STATED GOAL — Copy every record exactly, and keep the pictures out.

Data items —
——————
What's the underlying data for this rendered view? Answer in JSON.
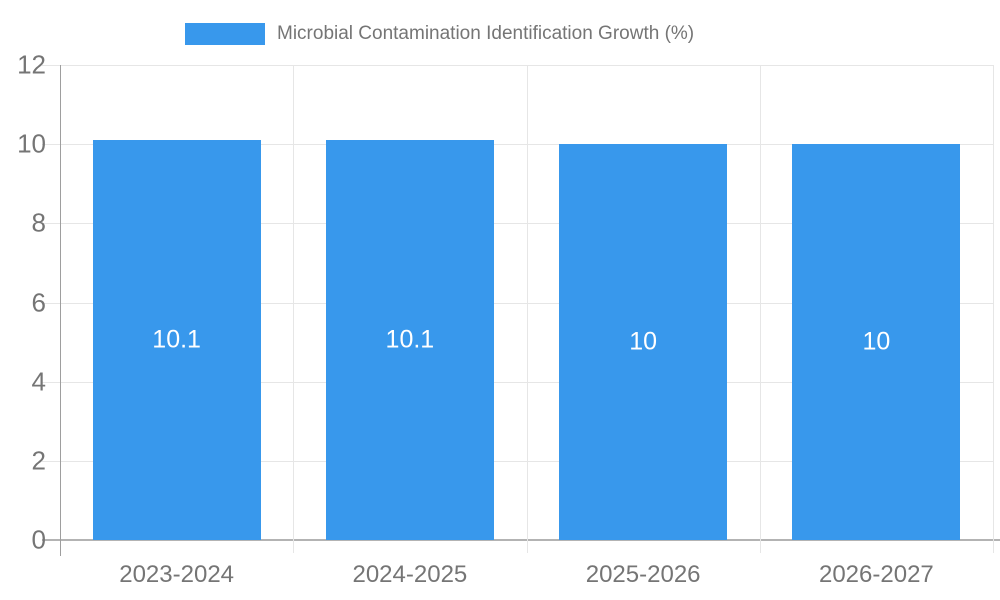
{
  "legend": {
    "series_label": "Microbial Contamination Identification Growth (%)"
  },
  "chart_data": {
    "type": "bar",
    "title": "Microbial Contamination Identification Growth (%)",
    "categories": [
      "2023-2024",
      "2024-2025",
      "2025-2026",
      "2026-2027"
    ],
    "values": [
      10.1,
      10.1,
      10,
      10
    ],
    "bar_labels": [
      "10.1",
      "10.1",
      "10",
      "10"
    ],
    "xlabel": "",
    "ylabel": "",
    "ylim": [
      0,
      12
    ],
    "ytick_step": 2,
    "ytick_labels": [
      "0",
      "2",
      "4",
      "6",
      "8",
      "10",
      "12"
    ],
    "grid": true,
    "legend_position": "top-center",
    "colors": {
      "bar": "#3898ec",
      "bar_label_text": "#ffffff",
      "grid": "#e6e6e6",
      "axis_line": "#9e9e9e",
      "baseline": "#b3b3b3",
      "tick_text": "#757575",
      "legend_text": "#757575"
    }
  }
}
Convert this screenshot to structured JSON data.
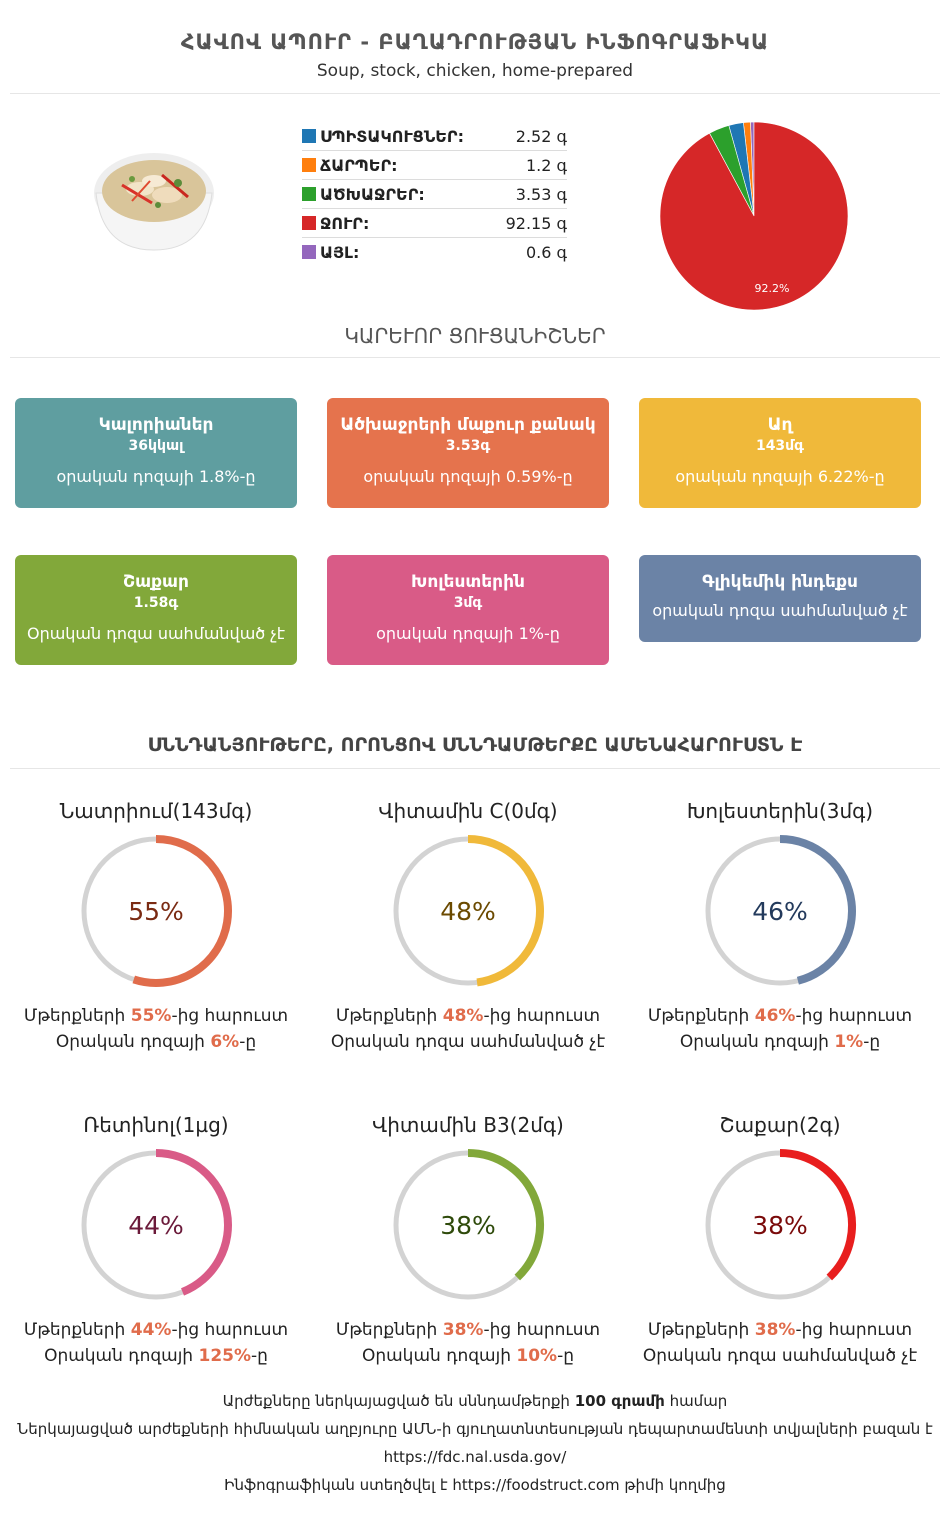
{
  "header": {
    "title": "ՀԱՎՈՎ ԱՊՈՒՐ - ԲԱՂԱԴՐՈՒԹՅԱՆ ԻՆՖՈԳՐԱՖԻԿԱ",
    "subtitle": "Soup, stock, chicken, home-prepared"
  },
  "macros": [
    {
      "label": "ՍՊԻՏԱԿՈՒՑՆԵՐ:",
      "value": "2.52 գ",
      "color": "#1f77b4"
    },
    {
      "label": "ՃԱՐՊԵՐ:",
      "value": "1.2 գ",
      "color": "#ff7f0e"
    },
    {
      "label": "ԱԾԽԱՋՐԵՐ:",
      "value": "3.53 գ",
      "color": "#2ca02c"
    },
    {
      "label": "ՋՈՒՐ:",
      "value": "92.15 գ",
      "color": "#d62728"
    },
    {
      "label": "ԱՅԼ:",
      "value": "0.6 գ",
      "color": "#9467bd"
    }
  ],
  "chart_data": {
    "type": "pie",
    "slices": [
      {
        "name": "Սպիտակուցներ",
        "value": 2.52,
        "color": "#1f77b4"
      },
      {
        "name": "Ճարպեր",
        "value": 1.2,
        "color": "#ff7f0e"
      },
      {
        "name": "Ածխաջրեր",
        "value": 3.53,
        "color": "#2ca02c"
      },
      {
        "name": "Ջուր",
        "value": 92.15,
        "color": "#d62728"
      },
      {
        "name": "Այլ",
        "value": 0.6,
        "color": "#9467bd"
      }
    ],
    "data_label": "92.2%"
  },
  "key_indicators": {
    "title": "ԿԱՐԵՒՈՐ ՑՈՒՑԱՆԻՇՆԵՐ",
    "cards": [
      {
        "title": "Կալորիաներ",
        "value": "36կկալ",
        "note": "օրական դոզայի 1.8%-ը",
        "color": "#5f9ea0"
      },
      {
        "title": "Ածխաջրերի մաքուր քանակ",
        "value": "3.53գ",
        "note": "օրական դոզայի 0.59%-ը",
        "color": "#e5734d"
      },
      {
        "title": "Աղ",
        "value": "143մգ",
        "note": "օրական դոզայի 6.22%-ը",
        "color": "#f0b93a"
      },
      {
        "title": "Շաքար",
        "value": "1.58գ",
        "note": "Օրական դոզա սահմանված չէ",
        "color": "#82a83a"
      },
      {
        "title": "Խոլեստերին",
        "value": "3մգ",
        "note": "օրական դոզայի 1%-ը",
        "color": "#d95b87"
      },
      {
        "title": "Գլիկեմիկ ինդեքս",
        "value": "",
        "note": "օրական դոզա սահմանված չէ",
        "color": "#6b83a6"
      }
    ]
  },
  "nutrients": {
    "title": "ՍՆՆԴԱՆՅՈՒԹԵՐԸ, ՈՐՈՆՑՈՎ ՍՆՆԴԱՄԹԵՐՔԸ ԱՄԵՆԱՀԱՐՈՒՍՏՆ Է",
    "items": [
      {
        "title": "Նատրիում(143մգ)",
        "percent": 55,
        "percent_label": "55%",
        "color": "#e06c4b",
        "text_color": "#7a2a12",
        "line1_pre": "Մթերքների ",
        "line1_bold": "55%",
        "line1_post": "-ից հարուստ",
        "line2_pre": "Օրական դոզայի ",
        "line2_bold": "6%",
        "line2_post": "-ը"
      },
      {
        "title": "Վիտամին C(0մգ)",
        "percent": 48,
        "percent_label": "48%",
        "color": "#f0b93a",
        "text_color": "#6b4a00",
        "line1_pre": "Մթերքների ",
        "line1_bold": "48%",
        "line1_post": "-ից հարուստ",
        "line2_pre": "Օրական դոզա սահմանված չէ",
        "line2_bold": "",
        "line2_post": ""
      },
      {
        "title": "Խոլեստերին(3մգ)",
        "percent": 46,
        "percent_label": "46%",
        "color": "#6b83a6",
        "text_color": "#233a5c",
        "line1_pre": "Մթերքների ",
        "line1_bold": "46%",
        "line1_post": "-ից հարուստ",
        "line2_pre": "Օրական դոզայի ",
        "line2_bold": "1%",
        "line2_post": "-ը"
      },
      {
        "title": "Ռետինոլ(1µg)",
        "percent": 44,
        "percent_label": "44%",
        "color": "#d95b87",
        "text_color": "#6b1a3a",
        "line1_pre": "Մթերքների ",
        "line1_bold": "44%",
        "line1_post": "-ից հարուստ",
        "line2_pre": "Օրական դոզայի ",
        "line2_bold": "125%",
        "line2_post": "-ը"
      },
      {
        "title": "Վիտամին B3(2մգ)",
        "percent": 38,
        "percent_label": "38%",
        "color": "#82a83a",
        "text_color": "#2e4a0a",
        "line1_pre": "Մթերքների ",
        "line1_bold": "38%",
        "line1_post": "-ից հարուստ",
        "line2_pre": "Օրական դոզայի ",
        "line2_bold": "10%",
        "line2_post": "-ը"
      },
      {
        "title": "Շաքար(2գ)",
        "percent": 38,
        "percent_label": "38%",
        "color": "#e81e1e",
        "text_color": "#7a0a0a",
        "line1_pre": "Մթերքների ",
        "line1_bold": "38%",
        "line1_post": "-ից հարուստ",
        "line2_pre": "Օրական դոզա սահմանված չէ",
        "line2_bold": "",
        "line2_post": ""
      }
    ]
  },
  "footer": {
    "line1_pre": "Արժեքները ներկայացված են սննդամթերքի ",
    "line1_bold": "100 գրամի",
    "line1_post": " համար",
    "line2": "Ներկայացված արժեքների հիմնական աղբյուրը ԱՄՆ-ի գյուղատնտեսության դեպարտամենտի տվյալների բազան է",
    "line3": "https://fdc.nal.usda.gov/",
    "line4": "Ինֆոգրաֆիկան ստեղծվել է https://foodstruct.com թիմի կողմից"
  }
}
——————
RESULT FOR THIS TASK —
What's the underlying data for this rendered view? Answer in JSON.
{
  "legend": {
    "series_label": "Microbial Contamination Identification Growth (%)"
  },
  "chart_data": {
    "type": "bar",
    "title": "Microbial Contamination Identification Growth (%)",
    "categories": [
      "2023-2024",
      "2024-2025",
      "2025-2026",
      "2026-2027"
    ],
    "values": [
      10.1,
      10.1,
      10,
      10
    ],
    "bar_labels": [
      "10.1",
      "10.1",
      "10",
      "10"
    ],
    "xlabel": "",
    "ylabel": "",
    "ylim": [
      0,
      12
    ],
    "ytick_step": 2,
    "ytick_labels": [
      "0",
      "2",
      "4",
      "6",
      "8",
      "10",
      "12"
    ],
    "grid": true,
    "legend_position": "top-center",
    "colors": {
      "bar": "#3898ec",
      "bar_label_text": "#ffffff",
      "grid": "#e6e6e6",
      "axis_line": "#9e9e9e",
      "baseline": "#b3b3b3",
      "tick_text": "#757575",
      "legend_text": "#757575"
    }
  }
}
Convert this screenshot to structured JSON data.
{
  "header": {
    "title": "ՀԱՎՈՎ ԱՊՈՒՐ - ԲԱՂԱԴՐՈՒԹՅԱՆ ԻՆՖՈԳՐԱՖԻԿԱ",
    "subtitle": "Soup, stock, chicken, home-prepared"
  },
  "macros": [
    {
      "label": "ՍՊԻՏԱԿՈՒՑՆԵՐ:",
      "value": "2.52 գ",
      "color": "#1f77b4"
    },
    {
      "label": "ՃԱՐՊԵՐ:",
      "value": "1.2 գ",
      "color": "#ff7f0e"
    },
    {
      "label": "ԱԾԽԱՋՐԵՐ:",
      "value": "3.53 գ",
      "color": "#2ca02c"
    },
    {
      "label": "ՋՈՒՐ:",
      "value": "92.15 գ",
      "color": "#d62728"
    },
    {
      "label": "ԱՅԼ:",
      "value": "0.6 գ",
      "color": "#9467bd"
    }
  ],
  "chart_data": {
    "type": "pie",
    "slices": [
      {
        "name": "Սպիտակուցներ",
        "value": 2.52,
        "color": "#1f77b4"
      },
      {
        "name": "Ճարպեր",
        "value": 1.2,
        "color": "#ff7f0e"
      },
      {
        "name": "Ածխաջրեր",
        "value": 3.53,
        "color": "#2ca02c"
      },
      {
        "name": "Ջուր",
        "value": 92.15,
        "color": "#d62728"
      },
      {
        "name": "Այլ",
        "value": 0.6,
        "color": "#9467bd"
      }
    ],
    "data_label": "92.2%"
  },
  "key_indicators": {
    "title": "ԿԱՐԵՒՈՐ ՑՈՒՑԱՆԻՇՆԵՐ",
    "cards": [
      {
        "title": "Կալորիաներ",
        "value": "36կկալ",
        "note": "օրական դոզայի 1.8%-ը",
        "color": "#5f9ea0"
      },
      {
        "title": "Ածխաջրերի մաքուր քանակ",
        "value": "3.53գ",
        "note": "օրական դոզայի 0.59%-ը",
        "color": "#e5734d"
      },
      {
        "title": "Աղ",
        "value": "143մգ",
        "note": "օրական դոզայի 6.22%-ը",
        "color": "#f0b93a"
      },
      {
        "title": "Շաքար",
        "value": "1.58գ",
        "note": "Օրական դոզա սահմանված չէ",
        "color": "#82a83a"
      },
      {
        "title": "Խոլեստերին",
        "value": "3մգ",
        "note": "օրական դոզայի 1%-ը",
        "color": "#d95b87"
      },
      {
        "title": "Գլիկեմիկ ինդեքս",
        "value": "",
        "note": "օրական դոզա սահմանված չէ",
        "color": "#6b83a6"
      }
    ]
  },
  "nutrients": {
    "title": "ՍՆՆԴԱՆՅՈՒԹԵՐԸ, ՈՐՈՆՑՈՎ ՍՆՆԴԱՄԹԵՐՔԸ ԱՄԵՆԱՀԱՐՈՒՍՏՆ Է",
    "items": [
      {
        "title": "Նատրիում(143մգ)",
        "percent": 55,
        "percent_label": "55%",
        "color": "#e06c4b",
        "text_color": "#7a2a12",
        "line1_pre": "Մթերքների ",
        "line1_bold": "55%",
        "line1_post": "-ից հարուստ",
        "line2_pre": "Օրական դոզայի ",
        "line2_bold": "6%",
        "line2_post": "-ը"
      },
      {
        "title": "Վիտամին C(0մգ)",
        "percent": 48,
        "percent_label": "48%",
        "color": "#f0b93a",
        "text_color": "#6b4a00",
        "line1_pre": "Մթերքների ",
        "line1_bold": "48%",
        "line1_post": "-ից հարուստ",
        "line2_pre": "Օրական դոզա սահմանված չէ",
        "line2_bold": "",
        "line2_post": ""
      },
      {
        "title": "Խոլեստերին(3մգ)",
        "percent": 46,
        "percent_label": "46%",
        "color": "#6b83a6",
        "text_color": "#233a5c",
        "line1_pre": "Մթերքների ",
        "line1_bold": "46%",
        "line1_post": "-ից հարուստ",
        "line2_pre": "Օրական դոզայի ",
        "line2_bold": "1%",
        "line2_post": "-ը"
      },
      {
        "title": "Ռետինոլ(1µg)",
        "percent": 44,
        "percent_label": "44%",
        "color": "#d95b87",
        "text_color": "#6b1a3a",
        "line1_pre": "Մթերքների ",
        "line1_bold": "44%",
        "line1_post": "-ից հարուստ",
        "line2_pre": "Օրական դոզայի ",
        "line2_bold": "125%",
        "line2_post": "-ը"
      },
      {
        "title": "Վիտամին B3(2մգ)",
        "percent": 38,
        "percent_label": "38%",
        "color": "#82a83a",
        "text_color": "#2e4a0a",
        "line1_pre": "Մթերքների ",
        "line1_bold": "38%",
        "line1_post": "-ից հարուստ",
        "line2_pre": "Օրական դոզայի ",
        "line2_bold": "10%",
        "line2_post": "-ը"
      },
      {
        "title": "Շաքար(2գ)",
        "percent": 38,
        "percent_label": "38%",
        "color": "#e81e1e",
        "text_color": "#7a0a0a",
        "line1_pre": "Մթերքների ",
        "line1_bold": "38%",
        "line1_post": "-ից հարուստ",
        "line2_pre": "Օրական դոզա սահմանված չէ",
        "line2_bold": "",
        "line2_post": ""
      }
    ]
  },
  "footer": {
    "line1_pre": "Արժեքները ներկայացված են սննդամթերքի ",
    "line1_bold": "100 գրամի",
    "line1_post": " համար",
    "line2": "Ներկայացված արժեքների հիմնական աղբյուրը ԱՄՆ-ի գյուղատնտեսության դեպարտամենտի տվյալների բազան է",
    "line3": "https://fdc.nal.usda.gov/",
    "line4": "Ինֆոգրաֆիկան ստեղծվել է https://foodstruct.com թիմի կողմից"
  }
}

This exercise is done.